* Work to do *
#1 According to the forecast post, how much rain fell in Sutherland Heights during the first storm?
#2 Reproduce a passage from the forecast post. Begin at the words "The weather pattern" and stop after "in my view.".

====== Source

What’s ahead, way ahead; some excitement for the West Coast

Been working on a talk for Feb 23, 1990…..at the U of WA, so not blogging too much.  Will likely post “back to the future”  talk in a few days.  Its a science story, really, not quite a “talk.”

But enough of my blabbing, as Rob Reiner might say,  lets move along to some INTERESTING spaghetti.

First of all, things rolling along pretty much as foretold in spaghetti at our last meeting,  a week or so ago.  Storms are rolling in on schedule now.  Had 0.50 inches in the first one, here in Sutherland Heights.

Below, is the five day from now spaghetti or Lorenz plot.  You may recall,  though I doubt it, that spaghetti was foretelling a big ridge that would break off into the Arctic and help shunt storms into Cal and the West Coast.  Valid 5 days from now, to repeat.

Well, that was spot on because it is going to happen after a little break from the current storms.  Of those,  the rainiest one for us is tomorrow and the next day.  Likely to see an inch or more here in Sutherland Heights from that one storm! Looks like a quarter of an inch will be the total for the current one.

All this is so great for the spring bloom, too, that time of year we all love.

But enough of my blabbing #2, as Rob Reiner might say again,  lets move along to some INTERESTING spaghetti.

The weather pattern way ahead

But the real news I wanted to inform you about through excessive speculation is the spaghetti plots for about two weeks out, shown below. This ios amazing in my view.

I wonder if my one reader can detect the amazing part?

Ann2 spag_f360_nhbg

Its the grouping of the blue and red lines in the eastern Pacific that seems extraoardinary in a plot like this where “chaos” usually rules in this sector THAT far away in time.

Here, the grouping of red and blue, a coming together which can never happen in the political color realm, means there is a very strong signal in the measurements. The slight errors input at the beginning of the model runs leads to close to the same forecast even 15 days out!

So, what does it all mean?

This is no doubt in CMP’s mind that this strength in a medium range forecast is due to the constraining of weather patterns by the Big Niño now in progress. That feature is keeping the jet stream constrained to bash the West Coast and Cal, and that’s what you get out of this plot above. Very strong storms are now setting up to bash the West Coast, ones associated constrained to do so by the powerful El Niño.

The current storms, as you likely know from media weather folk, are classic in their El Niño appearance, streaming into Cal and AZ at lower latitudes out of the Pacific. So far this winter, in Cal and AZ, we haven’t seen much effects of a Big Niño until now.

That 15 day spaghetti plot is not one that we here can pin confidence on about a lot precip, but hang on in Cal, especially beginning about a week from now when this pattern really sets up and then crescendoes.

Below, just decided to add the 10 day spaghetti, kind of out of control due to excitement. The bunching of red and blue contours is astounding to me in this one, that in the east Pac resembling that of the geographically-forced bunching we see all the time in the extreme western Pacific off China.  This bunching, with a dip to the south (trough) off the West Coast indicates a very reliable forecast of a huge trough bashing the West Coast about then (Friday, 5 PM AST, Jan 15th).  Maybe, just MAYBE, those Cal reservoirs WILL be filled up in a single winter!spag_f240_nhbg

The End.

By Art Rangno

Retiree from a group specializing in airborne measurements of clouds and aerosols at the University of Washington (Cloud and Aerosol Research Group). The projects in which I participated were in many countries; from the Arctic to Brazil, from the Marshall Islands to South Africa.

============
====== Extracted records

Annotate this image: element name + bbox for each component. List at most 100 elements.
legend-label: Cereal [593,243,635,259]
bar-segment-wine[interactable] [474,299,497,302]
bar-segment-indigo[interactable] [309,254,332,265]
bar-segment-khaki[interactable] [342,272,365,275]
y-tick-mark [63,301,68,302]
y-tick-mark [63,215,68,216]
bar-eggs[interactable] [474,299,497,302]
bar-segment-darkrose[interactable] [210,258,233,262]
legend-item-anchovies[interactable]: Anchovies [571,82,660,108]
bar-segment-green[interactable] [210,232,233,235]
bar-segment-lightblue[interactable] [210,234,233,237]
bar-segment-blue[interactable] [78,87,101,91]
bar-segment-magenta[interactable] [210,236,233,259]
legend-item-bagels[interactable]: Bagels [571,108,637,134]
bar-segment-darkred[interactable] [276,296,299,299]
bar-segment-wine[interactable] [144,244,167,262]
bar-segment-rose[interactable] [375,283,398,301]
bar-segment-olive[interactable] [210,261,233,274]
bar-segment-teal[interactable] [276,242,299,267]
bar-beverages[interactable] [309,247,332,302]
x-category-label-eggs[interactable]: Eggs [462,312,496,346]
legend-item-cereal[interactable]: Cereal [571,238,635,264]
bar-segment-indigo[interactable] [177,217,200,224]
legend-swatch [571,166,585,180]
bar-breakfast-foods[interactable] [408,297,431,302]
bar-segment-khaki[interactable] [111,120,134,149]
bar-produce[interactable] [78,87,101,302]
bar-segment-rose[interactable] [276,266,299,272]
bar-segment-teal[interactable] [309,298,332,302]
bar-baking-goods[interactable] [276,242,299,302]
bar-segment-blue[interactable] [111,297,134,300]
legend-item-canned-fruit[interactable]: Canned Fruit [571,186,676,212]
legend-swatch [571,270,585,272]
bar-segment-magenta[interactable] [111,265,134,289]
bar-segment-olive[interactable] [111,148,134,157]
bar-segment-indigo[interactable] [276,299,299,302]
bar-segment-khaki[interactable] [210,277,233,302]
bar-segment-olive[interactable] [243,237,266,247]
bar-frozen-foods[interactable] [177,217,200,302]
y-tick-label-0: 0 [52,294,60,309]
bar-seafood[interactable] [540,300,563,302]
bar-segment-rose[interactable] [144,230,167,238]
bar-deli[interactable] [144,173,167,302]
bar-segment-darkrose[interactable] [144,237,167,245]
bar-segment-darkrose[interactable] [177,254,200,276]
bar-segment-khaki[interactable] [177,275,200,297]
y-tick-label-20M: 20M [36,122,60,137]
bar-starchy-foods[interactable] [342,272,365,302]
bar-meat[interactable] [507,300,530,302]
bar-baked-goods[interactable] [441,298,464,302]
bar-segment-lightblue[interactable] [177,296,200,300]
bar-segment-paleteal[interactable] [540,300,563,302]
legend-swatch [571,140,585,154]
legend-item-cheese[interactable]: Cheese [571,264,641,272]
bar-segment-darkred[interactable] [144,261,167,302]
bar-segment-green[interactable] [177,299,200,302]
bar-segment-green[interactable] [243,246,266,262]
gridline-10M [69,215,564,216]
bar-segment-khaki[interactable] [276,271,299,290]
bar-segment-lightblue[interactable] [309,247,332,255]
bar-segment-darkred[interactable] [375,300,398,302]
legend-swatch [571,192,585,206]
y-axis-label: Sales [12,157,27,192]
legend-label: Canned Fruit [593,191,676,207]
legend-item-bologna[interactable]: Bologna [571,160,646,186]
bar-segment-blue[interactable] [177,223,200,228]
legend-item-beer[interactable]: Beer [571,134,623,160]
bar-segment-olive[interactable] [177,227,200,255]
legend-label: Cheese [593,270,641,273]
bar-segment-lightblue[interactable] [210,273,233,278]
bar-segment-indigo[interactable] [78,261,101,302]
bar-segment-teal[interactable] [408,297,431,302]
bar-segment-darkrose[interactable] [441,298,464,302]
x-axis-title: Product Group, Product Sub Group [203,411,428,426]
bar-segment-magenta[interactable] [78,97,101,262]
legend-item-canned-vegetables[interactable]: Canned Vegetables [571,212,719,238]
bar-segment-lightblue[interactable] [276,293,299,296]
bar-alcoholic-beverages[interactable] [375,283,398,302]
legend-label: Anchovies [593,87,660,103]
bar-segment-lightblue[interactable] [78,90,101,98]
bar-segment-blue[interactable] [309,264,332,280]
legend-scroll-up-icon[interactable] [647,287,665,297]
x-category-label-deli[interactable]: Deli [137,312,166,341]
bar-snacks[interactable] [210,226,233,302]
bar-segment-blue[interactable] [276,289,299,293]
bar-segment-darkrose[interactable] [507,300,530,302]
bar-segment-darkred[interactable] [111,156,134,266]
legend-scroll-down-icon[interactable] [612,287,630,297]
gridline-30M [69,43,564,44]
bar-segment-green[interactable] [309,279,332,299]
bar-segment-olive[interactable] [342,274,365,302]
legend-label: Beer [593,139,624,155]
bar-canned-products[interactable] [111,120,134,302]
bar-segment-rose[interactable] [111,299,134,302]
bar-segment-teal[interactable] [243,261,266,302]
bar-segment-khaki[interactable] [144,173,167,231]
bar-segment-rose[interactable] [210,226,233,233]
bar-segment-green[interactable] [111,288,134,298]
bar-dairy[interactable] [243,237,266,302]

============

* Exercise solutions *
#1 0.50 inches.

#2
The weather pattern way ahead

But the real news I wanted to inform you about through excessive speculation is the spaghetti plots for about two weeks out, shown below. This ios amazing in my view.